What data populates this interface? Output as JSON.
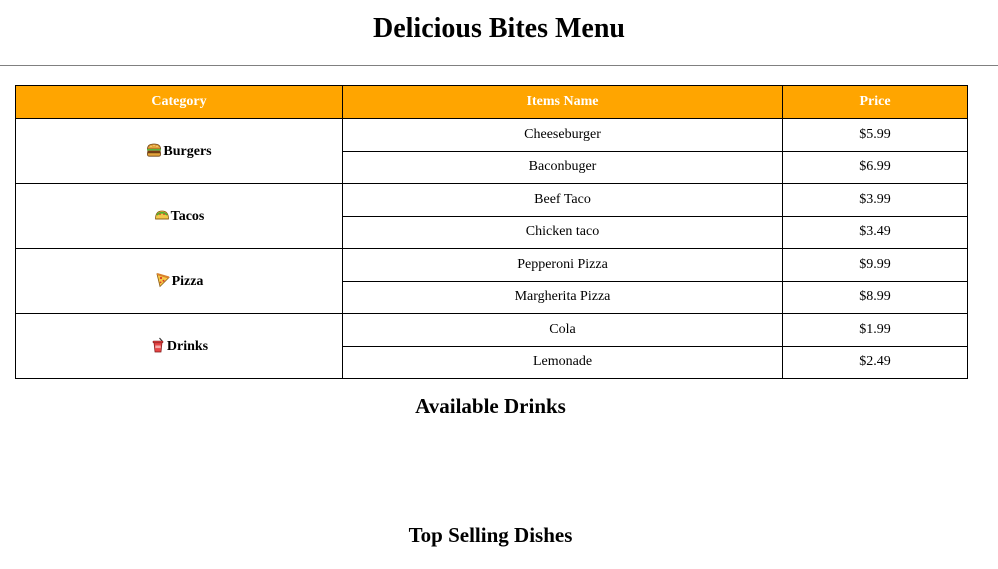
{
  "page": {
    "title": "Delicious Bites Menu"
  },
  "table": {
    "headers": {
      "category": "Category",
      "item": "Items Name",
      "price": "Price"
    },
    "categories": [
      {
        "name": "Burgers",
        "icon": "burger-icon",
        "items": [
          {
            "name": "Cheeseburger",
            "price": "$5.99"
          },
          {
            "name": "Baconbuger",
            "price": "$6.99"
          }
        ]
      },
      {
        "name": "Tacos",
        "icon": "taco-icon",
        "items": [
          {
            "name": "Beef Taco",
            "price": "$3.99"
          },
          {
            "name": "Chicken taco",
            "price": "$3.49"
          }
        ]
      },
      {
        "name": "Pizza",
        "icon": "pizza-icon",
        "items": [
          {
            "name": "Pepperoni Pizza",
            "price": "$9.99"
          },
          {
            "name": "Margherita Pizza",
            "price": "$8.99"
          }
        ]
      },
      {
        "name": "Drinks",
        "icon": "drink-cup-icon",
        "items": [
          {
            "name": "Cola",
            "price": "$1.99"
          },
          {
            "name": "Lemonade",
            "price": "$2.49"
          }
        ]
      }
    ]
  },
  "sections": {
    "available_drinks": "Available Drinks",
    "top_selling": "Top Selling Dishes"
  },
  "colors": {
    "header_background": "#ffa500",
    "header_text": "#ffffff",
    "border": "#000000"
  }
}
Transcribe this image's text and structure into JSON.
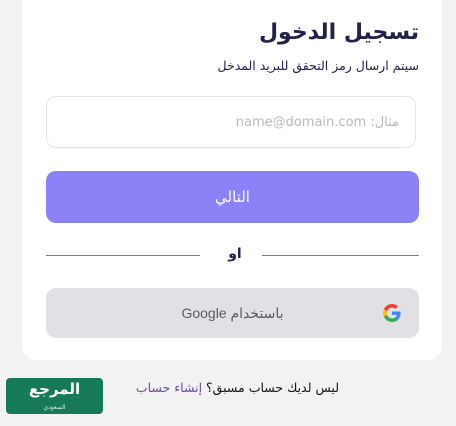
{
  "login": {
    "title": "تسجيل الدخول",
    "subtitle": "سيتم ارسال رمز التحقق للبريد المدخل",
    "email_placeholder": "مثال: name@domain.com",
    "next_label": "التالي",
    "or_label": "او",
    "google_label": "باستخدام Google",
    "google_icon": "google-icon"
  },
  "footer": {
    "question": "ليس لديك حساب مسبق؟",
    "signup_link": "إنشاء حساب"
  },
  "logo": {
    "main": "المرجع",
    "sub": "السعودي"
  }
}
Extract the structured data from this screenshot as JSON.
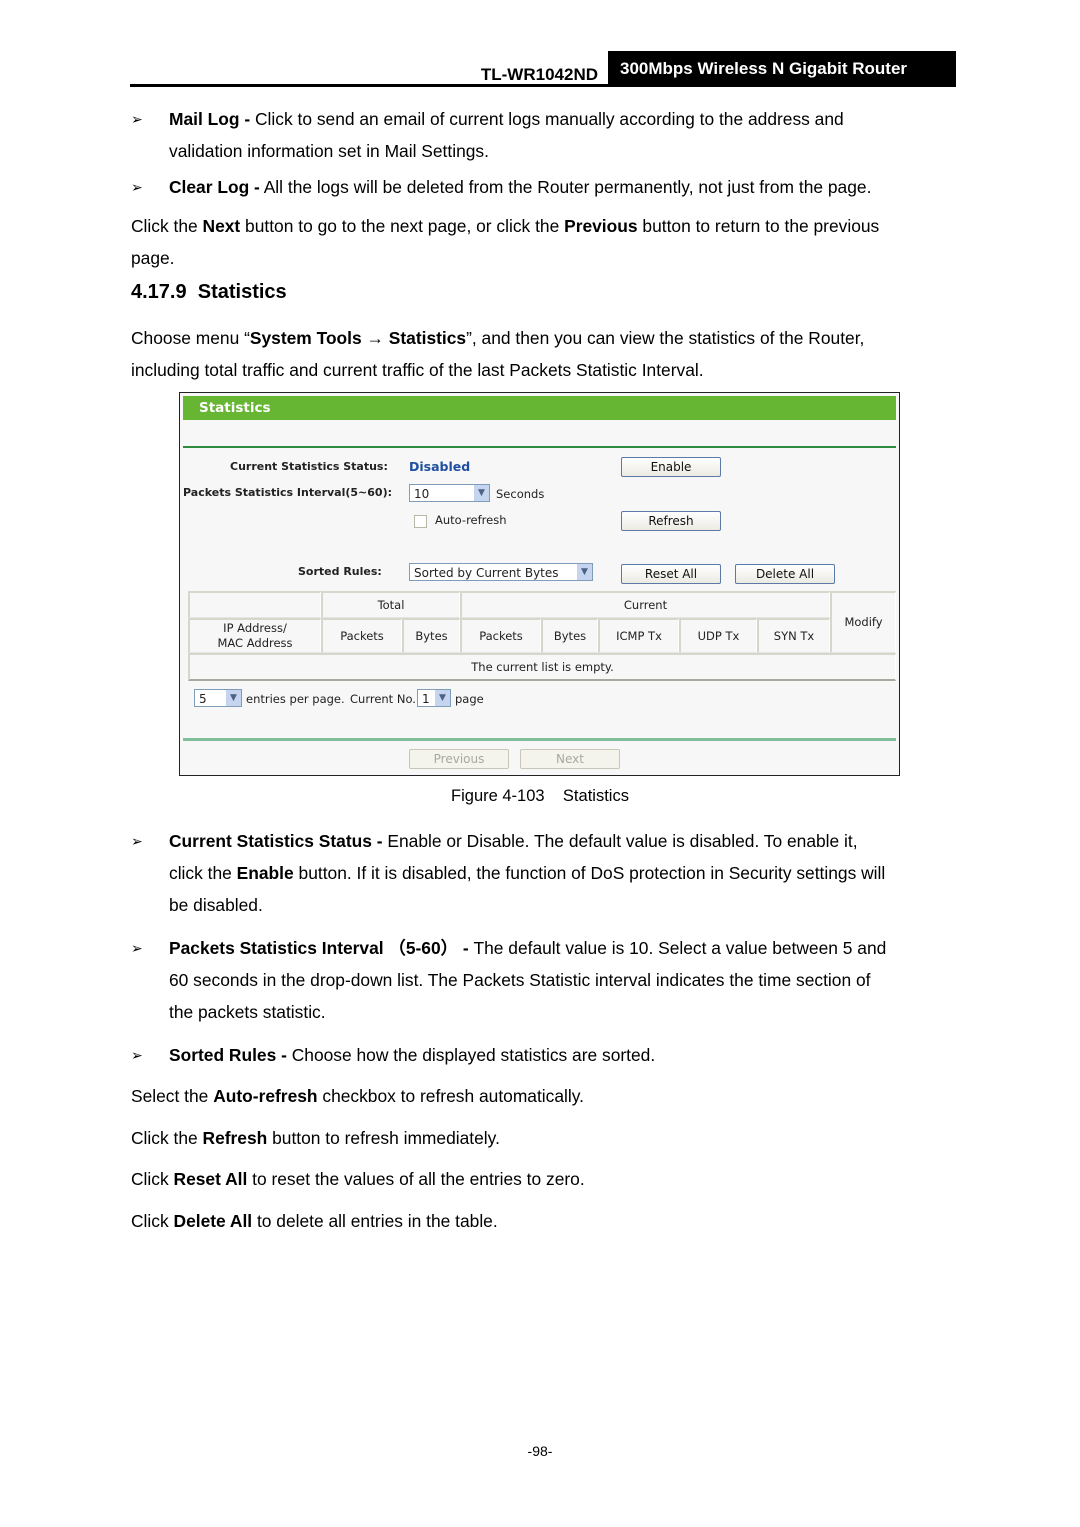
{
  "header": {
    "model": "TL-WR1042ND",
    "product": "300Mbps Wireless N Gigabit Router"
  },
  "intro_bullets": [
    {
      "term": "Mail Log -",
      "text_line1": " Click to send an email of current logs manually according to the address and",
      "text_line2": "validation information set in Mail Settings."
    },
    {
      "term": "Clear Log -",
      "text": " All the logs will be deleted from the Router permanently, not just from the page."
    }
  ],
  "nav_para": {
    "p1": "Click the ",
    "b1": "Next",
    "p2": " button to go to the next page, or click the ",
    "b2": "Previous",
    "p3": " button to return to the previous",
    "line2": "page."
  },
  "section": {
    "number": "4.17.9",
    "title": "Statistics",
    "intro": {
      "p1": "Choose menu “",
      "b1": "System Tools",
      "arrow": " → ",
      "b2": "Statistics",
      "p2": "”, and then you can view the statistics of the Router,",
      "line2": "including total traffic and current traffic of the last Packets Statistic Interval."
    }
  },
  "figure": {
    "panel_title": "Statistics",
    "current_status_label": "Current Statistics Status:",
    "current_status_value": "Disabled",
    "enable_button": "Enable",
    "interval_label": "Packets Statistics Interval(5~60):",
    "interval_value": "10",
    "interval_unit": "Seconds",
    "auto_refresh_label": "Auto-refresh",
    "auto_refresh_checked": false,
    "refresh_button": "Refresh",
    "sorted_rules_label": "Sorted Rules:",
    "sorted_rules_value": "Sorted by Current Bytes",
    "reset_all_button": "Reset All",
    "delete_all_button": "Delete All",
    "table": {
      "group_total": "Total",
      "group_current": "Current",
      "col_address_line1": "IP Address/",
      "col_address_line2": "MAC Address",
      "columns": [
        "Packets",
        "Bytes",
        "Packets",
        "Bytes",
        "ICMP Tx",
        "UDP Tx",
        "SYN Tx"
      ],
      "col_modify": "Modify",
      "empty_message": "The current list is empty."
    },
    "entries_per_page_value": "5",
    "entries_per_page_label": "entries per page.",
    "current_no_label": "Current No.",
    "current_page_value": "1",
    "page_label": "page",
    "previous_button": "Previous",
    "next_button": "Next"
  },
  "caption": "Figure 4-103    Statistics",
  "desc_bullets": [
    {
      "term": "Current Statistics Status -",
      "line1": " Enable or Disable. The default value is disabled. To enable it,",
      "l2a": "click the ",
      "l2b": "Enable",
      "l2c": " button. If it is disabled, the function of DoS protection in Security settings will",
      "line3": "be disabled."
    },
    {
      "term": "Packets Statistics Interval （5-60） -",
      "line1": " The default value is 10. Select a value between 5 and",
      "line2": "60 seconds in the drop-down list. The Packets Statistic interval indicates the time section of",
      "line3": "the packets statistic."
    },
    {
      "term": "Sorted Rules -",
      "line1": " Choose how the displayed statistics are sorted."
    }
  ],
  "closing": [
    {
      "p1": "Select the ",
      "b": "Auto-refresh",
      "p2": " checkbox to refresh automatically."
    },
    {
      "p1": "Click the ",
      "b": "Refresh",
      "p2": " button to refresh immediately."
    },
    {
      "p1": "Click ",
      "b": "Reset All",
      "p2": " to reset the values of all the entries to zero."
    },
    {
      "p1": "Click ",
      "b": "Delete All",
      "p2": " to delete all entries in the table."
    }
  ],
  "bullet_glyph": "➢",
  "page_number": "-98-"
}
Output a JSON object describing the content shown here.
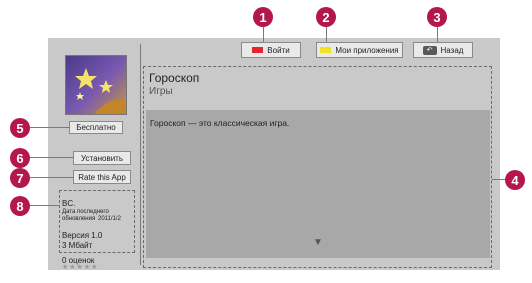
{
  "toolbar": {
    "login_label": "Войти",
    "login_color": "#e0262e",
    "apps_label": "Мои приложения",
    "apps_color": "#f1e21f",
    "back_label": "Назад",
    "back_icon": "back-key-icon"
  },
  "app": {
    "title": "Гороскоп",
    "category": "Игры",
    "description": "Гороскоп — это классическая игра.",
    "price_label": "Бесплатно",
    "install_label": "Установить",
    "rate_label": "Rate this App",
    "icon": "horoscope-stars-icon"
  },
  "info": {
    "developer": "BC.",
    "date_label_line1": "Дата последнего",
    "date_label_line2": "обновления",
    "date_value": "2011/1/2",
    "version": "Версия 1.0",
    "size": "3 Мбайт",
    "ratings": "0 оценок",
    "stars": "★★★★★",
    "rating_value": 0,
    "rating_max": 5
  },
  "scroll_arrow": "▼",
  "markers": {
    "m1": "1",
    "m2": "2",
    "m3": "3",
    "m4": "4",
    "m5": "5",
    "m6": "6",
    "m7": "7",
    "m8": "8"
  },
  "colors": {
    "marker": "#b4174d",
    "screen": "#c9c9c9",
    "description_bg": "#a8a8a8"
  }
}
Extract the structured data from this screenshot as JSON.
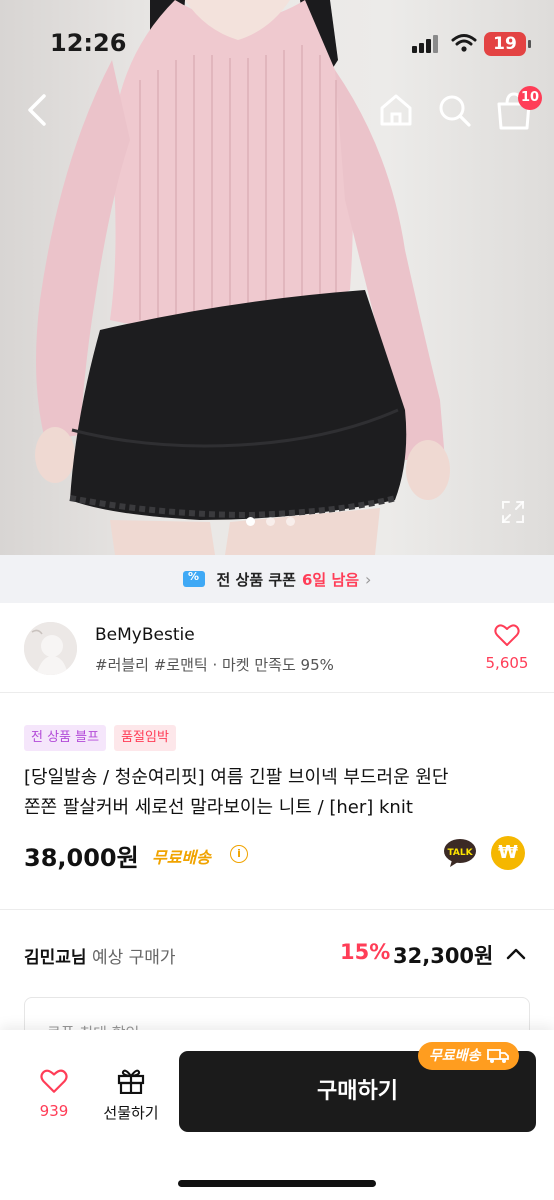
{
  "status_bar": {
    "time": "12:26",
    "battery": "19"
  },
  "header": {
    "cart_count": "10"
  },
  "gallery": {
    "pages": 3,
    "current": 1
  },
  "coupon_banner": {
    "prefix": "전 상품 쿠폰",
    "days": "6일 남음",
    "chevron": "›"
  },
  "seller": {
    "name": "BeMyBestie",
    "tags": "#러블리 #로맨틱 · 마켓 만족도 95%",
    "likes": "5,605"
  },
  "product": {
    "badges": [
      "전 상품 블프",
      "품절임박"
    ],
    "title_line1": "[당일발송 / 청순여리핏] 여름 긴팔 브이넥 부드러운 원단",
    "title_line2": "쫀쫀 팔살커버 세로선 말라보이는 니트 / [her] knit",
    "price": "38,000원",
    "free_shipping": "무료배송",
    "info": "i",
    "talk_label": "TALK",
    "won_symbol": "₩"
  },
  "expected": {
    "user": "김민교님",
    "label": " 예상 구매가",
    "discount": "15%",
    "price": "32,300원",
    "coupon_label": "쿠폰 최대 할인"
  },
  "bottom_bar": {
    "wish_count": "939",
    "gift_label": "선물하기",
    "buy_label": "구매하기",
    "free_ship_pill": "무료배송"
  },
  "colors": {
    "accent": "#ff3d57",
    "gold": "#f0a300",
    "buy_button": "#1b1b1b",
    "ship_pill": "#ff9d1f"
  }
}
━━━━━━━━
#### Exercise task:
Leave every image out, and retype the material exactly.

#### Result of the task:
What data populates this interface? Output as JSON.
{
  "page": {
    "title": "Delicious Bites Menu"
  },
  "table": {
    "headers": {
      "category": "Category",
      "item": "Items Name",
      "price": "Price"
    },
    "categories": [
      {
        "name": "Burgers",
        "icon": "burger-icon",
        "items": [
          {
            "name": "Cheeseburger",
            "price": "$5.99"
          },
          {
            "name": "Baconbuger",
            "price": "$6.99"
          }
        ]
      },
      {
        "name": "Tacos",
        "icon": "taco-icon",
        "items": [
          {
            "name": "Beef Taco",
            "price": "$3.99"
          },
          {
            "name": "Chicken taco",
            "price": "$3.49"
          }
        ]
      },
      {
        "name": "Pizza",
        "icon": "pizza-icon",
        "items": [
          {
            "name": "Pepperoni Pizza",
            "price": "$9.99"
          },
          {
            "name": "Margherita Pizza",
            "price": "$8.99"
          }
        ]
      },
      {
        "name": "Drinks",
        "icon": "drink-cup-icon",
        "items": [
          {
            "name": "Cola",
            "price": "$1.99"
          },
          {
            "name": "Lemonade",
            "price": "$2.49"
          }
        ]
      }
    ]
  },
  "sections": {
    "available_drinks": "Available Drinks",
    "top_selling": "Top Selling Dishes"
  },
  "colors": {
    "header_background": "#ffa500",
    "header_text": "#ffffff",
    "border": "#000000"
  }
}
Transcribe this image's text and structure into JSON.
{
  "login": {
    "title": "تسجيل الدخول",
    "subtitle": "سيتم ارسال رمز التحقق للبريد المدخل",
    "email_placeholder": "مثال: name@domain.com",
    "next_label": "التالي",
    "or_label": "او",
    "google_label": "باستخدام Google",
    "google_icon": "google-icon"
  },
  "footer": {
    "question": "ليس لديك حساب مسبق؟",
    "signup_link": "إنشاء حساب"
  },
  "logo": {
    "main": "المرجع",
    "sub": "السعودي"
  }
}
Extract the structured data from this screenshot as JSON.
{
  "header": {
    "model": "TL-WR1042ND",
    "product": "300Mbps Wireless N Gigabit Router"
  },
  "intro_bullets": [
    {
      "term": "Mail Log -",
      "text_line1": " Click to send an email of current logs manually according to the address and",
      "text_line2": "validation information set in Mail Settings."
    },
    {
      "term": "Clear Log -",
      "text": " All the logs will be deleted from the Router permanently, not just from the page."
    }
  ],
  "nav_para": {
    "p1": "Click the ",
    "b1": "Next",
    "p2": " button to go to the next page, or click the ",
    "b2": "Previous",
    "p3": " button to return to the previous",
    "line2": "page."
  },
  "section": {
    "number": "4.17.9",
    "title": "Statistics",
    "intro": {
      "p1": "Choose menu “",
      "b1": "System Tools",
      "arrow": " → ",
      "b2": "Statistics",
      "p2": "”, and then you can view the statistics of the Router,",
      "line2": "including total traffic and current traffic of the last Packets Statistic Interval."
    }
  },
  "figure": {
    "panel_title": "Statistics",
    "current_status_label": "Current Statistics Status:",
    "current_status_value": "Disabled",
    "enable_button": "Enable",
    "interval_label": "Packets Statistics Interval(5~60):",
    "interval_value": "10",
    "interval_unit": "Seconds",
    "auto_refresh_label": "Auto-refresh",
    "auto_refresh_checked": false,
    "refresh_button": "Refresh",
    "sorted_rules_label": "Sorted Rules:",
    "sorted_rules_value": "Sorted by Current Bytes",
    "reset_all_button": "Reset All",
    "delete_all_button": "Delete All",
    "table": {
      "group_total": "Total",
      "group_current": "Current",
      "col_address_line1": "IP Address/",
      "col_address_line2": "MAC Address",
      "columns": [
        "Packets",
        "Bytes",
        "Packets",
        "Bytes",
        "ICMP Tx",
        "UDP Tx",
        "SYN Tx"
      ],
      "col_modify": "Modify",
      "empty_message": "The current list is empty."
    },
    "entries_per_page_value": "5",
    "entries_per_page_label": "entries per page.",
    "current_no_label": "Current No.",
    "current_page_value": "1",
    "page_label": "page",
    "previous_button": "Previous",
    "next_button": "Next"
  },
  "caption": "Figure 4-103    Statistics",
  "desc_bullets": [
    {
      "term": "Current Statistics Status -",
      "line1": " Enable or Disable. The default value is disabled. To enable it,",
      "l2a": "click the ",
      "l2b": "Enable",
      "l2c": " button. If it is disabled, the function of DoS protection in Security settings will",
      "line3": "be disabled."
    },
    {
      "term": "Packets Statistics Interval （5-60） -",
      "line1": " The default value is 10. Select a value between 5 and",
      "line2": "60 seconds in the drop-down list. The Packets Statistic interval indicates the time section of",
      "line3": "the packets statistic."
    },
    {
      "term": "Sorted Rules -",
      "line1": " Choose how the displayed statistics are sorted."
    }
  ],
  "closing": [
    {
      "p1": "Select the ",
      "b": "Auto-refresh",
      "p2": " checkbox to refresh automatically."
    },
    {
      "p1": "Click the ",
      "b": "Refresh",
      "p2": " button to refresh immediately."
    },
    {
      "p1": "Click ",
      "b": "Reset All",
      "p2": " to reset the values of all the entries to zero."
    },
    {
      "p1": "Click ",
      "b": "Delete All",
      "p2": " to delete all entries in the table."
    }
  ],
  "bullet_glyph": "➢",
  "page_number": "-98-"
}
Output a JSON object describing the content shown here.
{
  "toolbar": {
    "login_label": "Войти",
    "login_color": "#e0262e",
    "apps_label": "Мои приложения",
    "apps_color": "#f1e21f",
    "back_label": "Назад",
    "back_icon": "back-key-icon"
  },
  "app": {
    "title": "Гороскоп",
    "category": "Игры",
    "description": "Гороскоп — это классическая игра.",
    "price_label": "Бесплатно",
    "install_label": "Установить",
    "rate_label": "Rate this App",
    "icon": "horoscope-stars-icon"
  },
  "info": {
    "developer": "BC.",
    "date_label_line1": "Дата последнего",
    "date_label_line2": "обновления",
    "date_value": "2011/1/2",
    "version": "Версия 1.0",
    "size": "3 Мбайт",
    "ratings": "0 оценок",
    "stars": "★★★★★",
    "rating_value": 0,
    "rating_max": 5
  },
  "scroll_arrow": "▼",
  "markers": {
    "m1": "1",
    "m2": "2",
    "m3": "3",
    "m4": "4",
    "m5": "5",
    "m6": "6",
    "m7": "7",
    "m8": "8"
  },
  "colors": {
    "marker": "#b4174d",
    "screen": "#c9c9c9",
    "description_bg": "#a8a8a8"
  }
}
Extract the structured data from this screenshot as JSON.
{
  "status_bar": {
    "time": "12:26",
    "battery": "19"
  },
  "header": {
    "cart_count": "10"
  },
  "gallery": {
    "pages": 3,
    "current": 1
  },
  "coupon_banner": {
    "prefix": "전 상품 쿠폰",
    "days": "6일 남음",
    "chevron": "›"
  },
  "seller": {
    "name": "BeMyBestie",
    "tags": "#러블리 #로맨틱 · 마켓 만족도 95%",
    "likes": "5,605"
  },
  "product": {
    "badges": [
      "전 상품 블프",
      "품절임박"
    ],
    "title_line1": "[당일발송 / 청순여리핏] 여름 긴팔 브이넥 부드러운 원단",
    "title_line2": "쫀쫀 팔살커버 세로선 말라보이는 니트 / [her] knit",
    "price": "38,000원",
    "free_shipping": "무료배송",
    "info": "i",
    "talk_label": "TALK",
    "won_symbol": "₩"
  },
  "expected": {
    "user": "김민교님",
    "label": " 예상 구매가",
    "discount": "15%",
    "price": "32,300원",
    "coupon_label": "쿠폰 최대 할인"
  },
  "bottom_bar": {
    "wish_count": "939",
    "gift_label": "선물하기",
    "buy_label": "구매하기",
    "free_ship_pill": "무료배송"
  },
  "colors": {
    "accent": "#ff3d57",
    "gold": "#f0a300",
    "buy_button": "#1b1b1b",
    "ship_pill": "#ff9d1f"
  }
}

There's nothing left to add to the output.